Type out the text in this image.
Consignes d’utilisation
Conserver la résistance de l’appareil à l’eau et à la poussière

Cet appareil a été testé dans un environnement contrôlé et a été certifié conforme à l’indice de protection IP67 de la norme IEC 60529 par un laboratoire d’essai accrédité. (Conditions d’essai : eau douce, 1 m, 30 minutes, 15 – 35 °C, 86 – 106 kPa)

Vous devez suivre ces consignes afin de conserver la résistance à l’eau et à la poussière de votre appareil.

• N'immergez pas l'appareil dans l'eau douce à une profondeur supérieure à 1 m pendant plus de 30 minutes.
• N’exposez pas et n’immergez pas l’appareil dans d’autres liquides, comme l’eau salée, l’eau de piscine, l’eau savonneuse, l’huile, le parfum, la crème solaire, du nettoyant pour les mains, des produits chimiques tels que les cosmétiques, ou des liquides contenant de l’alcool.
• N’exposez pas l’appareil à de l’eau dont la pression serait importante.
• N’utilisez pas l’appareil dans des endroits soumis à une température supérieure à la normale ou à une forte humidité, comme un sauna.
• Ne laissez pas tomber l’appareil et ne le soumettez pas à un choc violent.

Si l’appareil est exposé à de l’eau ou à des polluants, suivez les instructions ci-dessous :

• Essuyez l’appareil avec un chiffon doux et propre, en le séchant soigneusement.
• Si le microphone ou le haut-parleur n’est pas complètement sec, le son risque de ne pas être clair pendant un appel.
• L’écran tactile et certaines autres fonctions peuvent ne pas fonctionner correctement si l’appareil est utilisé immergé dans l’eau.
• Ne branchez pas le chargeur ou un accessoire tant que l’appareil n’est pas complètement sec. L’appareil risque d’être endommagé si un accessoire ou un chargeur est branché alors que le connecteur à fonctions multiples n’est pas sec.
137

------------------------------------------------

■ **PROBLEM TO SOLVE**
Whenever "comme" turns up in a line, pick that line out.

■ **RESULT OF THIS TASK**
• N’exposez pas et n’immergez pas l’appareil dans d’autres liquides, comme l’eau salée, l’eau de piscine, l’eau savonneuse, l’huile, le parfum, la crème solaire, du nettoyant pour les mains, des produits chimiques tels que les cosmétiques, ou des liquides contenant de l’alcool.
• N’utilisez pas l’appareil dans des endroits soumis à une température supérieure à la normale ou à une forte humidité, comme un sauna.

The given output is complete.